## START

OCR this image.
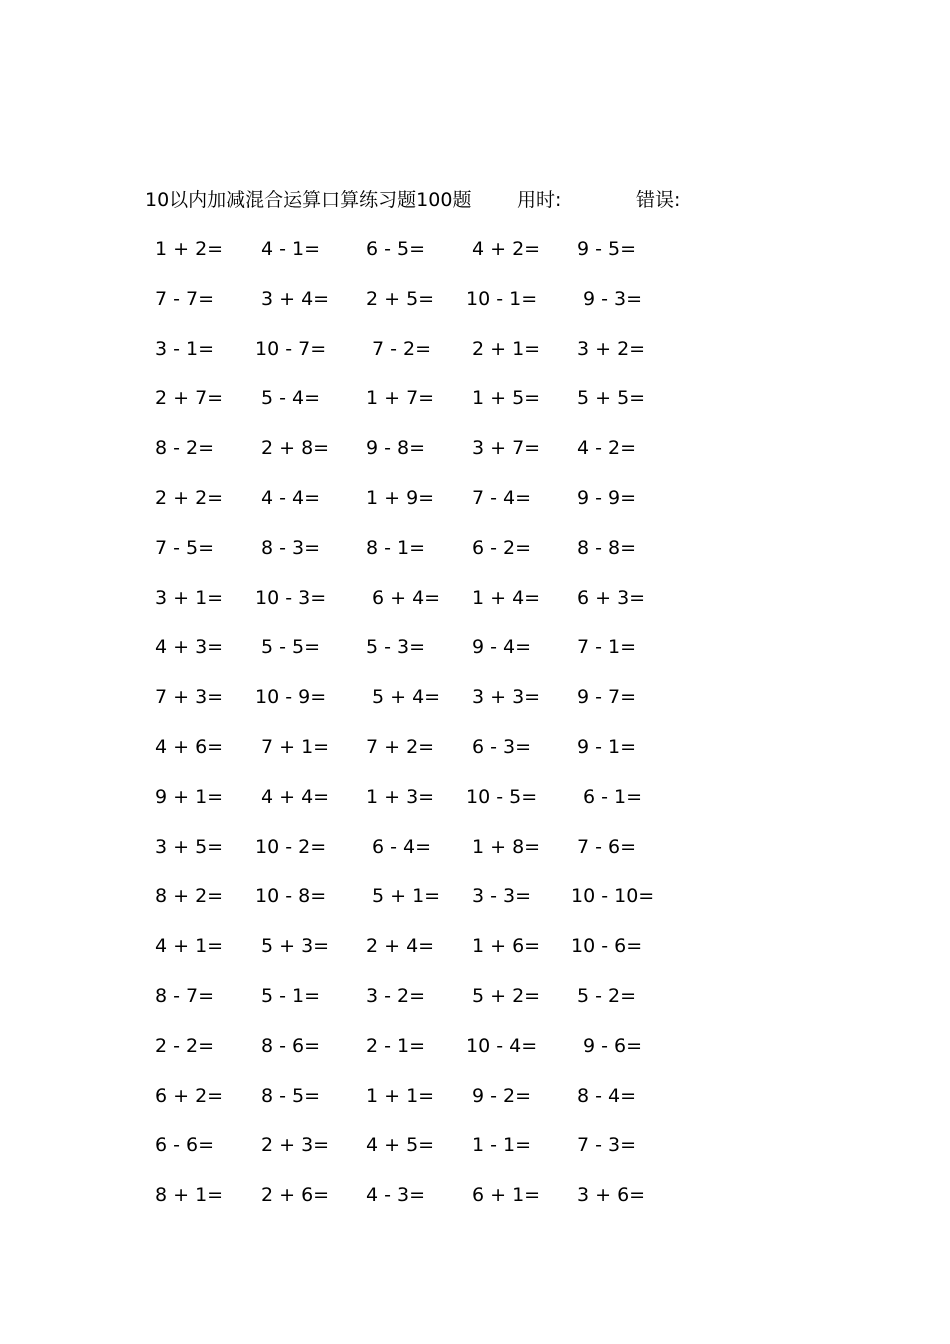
10以内加减混合运算口算练习题100题 用时:	错误:
1 + 2= 4 - 1= 6 - 5= 4 + 2= 9 - 5=
7 - 7= 3 + 4= 2 + 5= 10 - 1= 9 - 3=
3 - 1= 10 - 7= 7 - 2= 2 + 1= 3 + 2=
2 + 7= 5 - 4= 1 + 7= 1 + 5= 5 + 5=
8 - 2= 2 + 8= 9 - 8= 3 + 7= 4 - 2=
2 + 2= 4 - 4= 1 + 9= 7 - 4= 9 - 9=
7 - 5= 8 - 3= 8 - 1= 6 - 2= 8 - 8=
3 + 1= 10 - 3= 6 + 4= 1 + 4= 6 + 3=
4 + 3= 5 - 5= 5 - 3= 9 - 4= 7 - 1=
7 + 3= 10 - 9= 5 + 4= 3 + 3= 9 - 7=
4 + 6= 7 + 1= 7 + 2= 6 - 3= 9 - 1=
9 + 1= 4 + 4= 1 + 3= 10 - 5= 6 - 1=
3 + 5= 10 - 2= 6 - 4= 1 + 8= 7 - 6=
8 + 2= 10 - 8= 5 + 1= 3 - 3= 10 - 10=
4 + 1= 5 + 3= 2 + 4= 1 + 6= 10 - 6=
8 - 7= 5 - 1= 3 - 2= 5 + 2= 5 - 2=
2 - 2= 8 - 6= 2 - 1= 10 - 4= 9 - 6=
6 + 2= 8 - 5= 1 + 1= 9 - 2= 8 - 4=
6 - 6= 2 + 3= 4 + 5= 1 - 1= 7 - 3=
8 + 1= 2 + 6= 4 - 3= 6 + 1= 3 + 6=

## END

- [What is expected]
Print every entry exactly as written, without the pictures.

- [The output]
OCR this image.
10以内加减混合运算口算练习题100题 用时:	错误:
1 + 2= 4 - 1= 6 - 5= 4 + 2= 9 - 5=
7 - 7= 3 + 4= 2 + 5= 10 - 1= 9 - 3=
3 - 1= 10 - 7= 7 - 2= 2 + 1= 3 + 2=
2 + 7= 5 - 4= 1 + 7= 1 + 5= 5 + 5=
8 - 2= 2 + 8= 9 - 8= 3 + 7= 4 - 2=
2 + 2= 4 - 4= 1 + 9= 7 - 4= 9 - 9=
7 - 5= 8 - 3= 8 - 1= 6 - 2= 8 - 8=
3 + 1= 10 - 3= 6 + 4= 1 + 4= 6 + 3=
4 + 3= 5 - 5= 5 - 3= 9 - 4= 7 - 1=
7 + 3= 10 - 9= 5 + 4= 3 + 3= 9 - 7=
4 + 6= 7 + 1= 7 + 2= 6 - 3= 9 - 1=
9 + 1= 4 + 4= 1 + 3= 10 - 5= 6 - 1=
3 + 5= 10 - 2= 6 - 4= 1 + 8= 7 - 6=
8 + 2= 10 - 8= 5 + 1= 3 - 3= 10 - 10=
4 + 1= 5 + 3= 2 + 4= 1 + 6= 10 - 6=
8 - 7= 5 - 1= 3 - 2= 5 + 2= 5 - 2=
2 - 2= 8 - 6= 2 - 1= 10 - 4= 9 - 6=
6 + 2= 8 - 5= 1 + 1= 9 - 2= 8 - 4=
6 - 6= 2 + 3= 4 + 5= 1 - 1= 7 - 3=
8 + 1= 2 + 6= 4 - 3= 6 + 1= 3 + 6=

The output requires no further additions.